Leave the pictures out and transcribe every record exactly.

____ Records provided

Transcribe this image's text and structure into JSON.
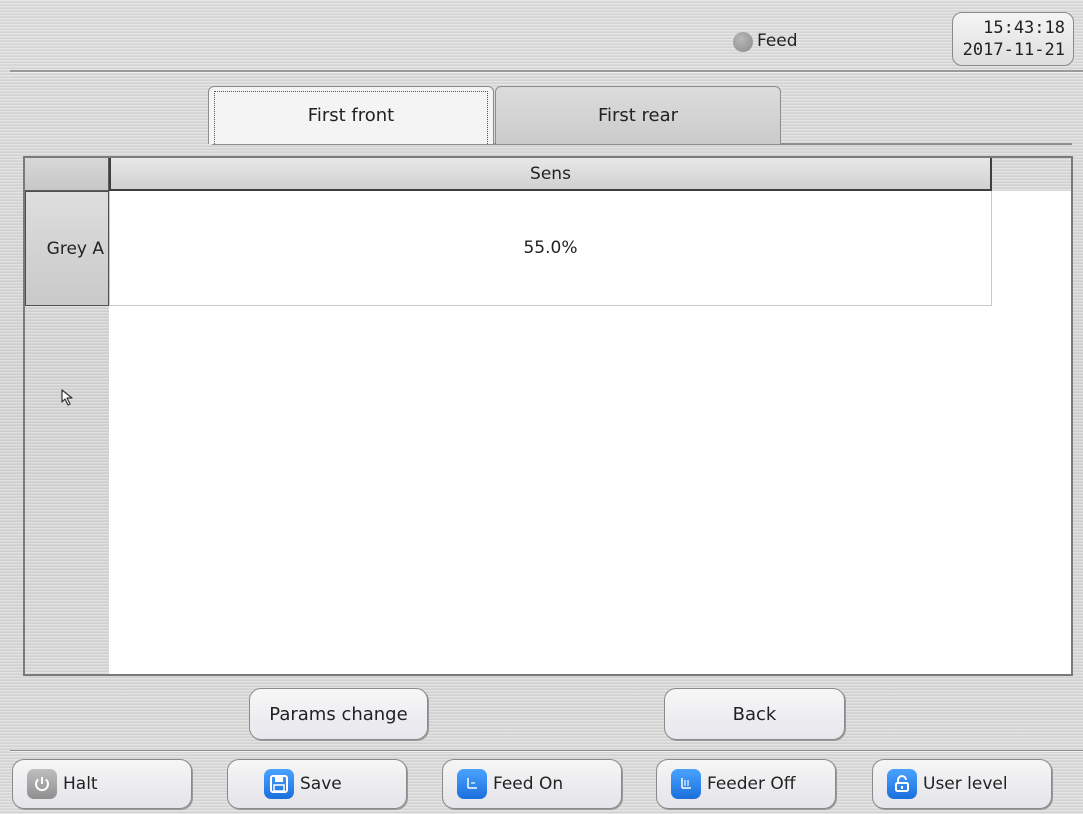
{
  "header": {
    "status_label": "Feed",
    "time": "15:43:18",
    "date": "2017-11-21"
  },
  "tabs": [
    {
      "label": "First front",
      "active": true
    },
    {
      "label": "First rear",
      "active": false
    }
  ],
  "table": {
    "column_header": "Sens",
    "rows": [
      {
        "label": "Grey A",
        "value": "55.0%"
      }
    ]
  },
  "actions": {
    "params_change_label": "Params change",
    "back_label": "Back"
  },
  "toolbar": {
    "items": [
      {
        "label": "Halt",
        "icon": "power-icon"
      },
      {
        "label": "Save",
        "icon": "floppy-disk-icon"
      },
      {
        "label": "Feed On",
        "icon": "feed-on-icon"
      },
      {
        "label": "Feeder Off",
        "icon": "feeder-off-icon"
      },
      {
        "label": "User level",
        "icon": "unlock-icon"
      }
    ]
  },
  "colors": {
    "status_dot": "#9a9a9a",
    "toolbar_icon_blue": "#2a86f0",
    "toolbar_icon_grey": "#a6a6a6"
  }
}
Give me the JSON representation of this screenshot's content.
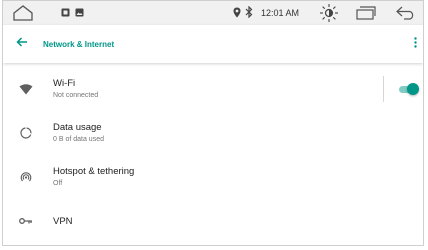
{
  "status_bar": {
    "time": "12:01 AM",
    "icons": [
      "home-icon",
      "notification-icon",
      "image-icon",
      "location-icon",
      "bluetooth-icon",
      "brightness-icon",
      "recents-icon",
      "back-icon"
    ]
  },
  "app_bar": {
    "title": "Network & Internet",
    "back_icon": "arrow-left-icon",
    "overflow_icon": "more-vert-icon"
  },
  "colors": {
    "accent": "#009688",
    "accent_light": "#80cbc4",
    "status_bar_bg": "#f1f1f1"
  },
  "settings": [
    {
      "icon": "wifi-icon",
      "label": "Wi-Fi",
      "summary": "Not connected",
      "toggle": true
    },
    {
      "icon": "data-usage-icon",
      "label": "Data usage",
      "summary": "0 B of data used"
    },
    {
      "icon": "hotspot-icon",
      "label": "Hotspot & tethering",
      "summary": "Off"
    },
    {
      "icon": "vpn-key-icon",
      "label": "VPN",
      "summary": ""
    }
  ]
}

________

Answer for this exercise:
Transcribe this image's text and structure into JSON.
{
  "header": {
    "status_label": "Feed",
    "time": "15:43:18",
    "date": "2017-11-21"
  },
  "tabs": [
    {
      "label": "First front",
      "active": true
    },
    {
      "label": "First rear",
      "active": false
    }
  ],
  "table": {
    "column_header": "Sens",
    "rows": [
      {
        "label": "Grey A",
        "value": "55.0%"
      }
    ]
  },
  "actions": {
    "params_change_label": "Params change",
    "back_label": "Back"
  },
  "toolbar": {
    "items": [
      {
        "label": "Halt",
        "icon": "power-icon"
      },
      {
        "label": "Save",
        "icon": "floppy-disk-icon"
      },
      {
        "label": "Feed On",
        "icon": "feed-on-icon"
      },
      {
        "label": "Feeder Off",
        "icon": "feeder-off-icon"
      },
      {
        "label": "User level",
        "icon": "unlock-icon"
      }
    ]
  },
  "colors": {
    "status_dot": "#9a9a9a",
    "toolbar_icon_blue": "#2a86f0",
    "toolbar_icon_grey": "#a6a6a6"
  }
}
Give me the JSON representation of this screenshot's content.
{
  "status_bar": {
    "time": "12:01 AM",
    "icons": [
      "home-icon",
      "notification-icon",
      "image-icon",
      "location-icon",
      "bluetooth-icon",
      "brightness-icon",
      "recents-icon",
      "back-icon"
    ]
  },
  "app_bar": {
    "title": "Network & Internet",
    "back_icon": "arrow-left-icon",
    "overflow_icon": "more-vert-icon"
  },
  "colors": {
    "accent": "#009688",
    "accent_light": "#80cbc4",
    "status_bar_bg": "#f1f1f1"
  },
  "settings": [
    {
      "icon": "wifi-icon",
      "label": "Wi-Fi",
      "summary": "Not connected",
      "toggle": true
    },
    {
      "icon": "data-usage-icon",
      "label": "Data usage",
      "summary": "0 B of data used"
    },
    {
      "icon": "hotspot-icon",
      "label": "Hotspot & tethering",
      "summary": "Off"
    },
    {
      "icon": "vpn-key-icon",
      "label": "VPN",
      "summary": ""
    }
  ]
}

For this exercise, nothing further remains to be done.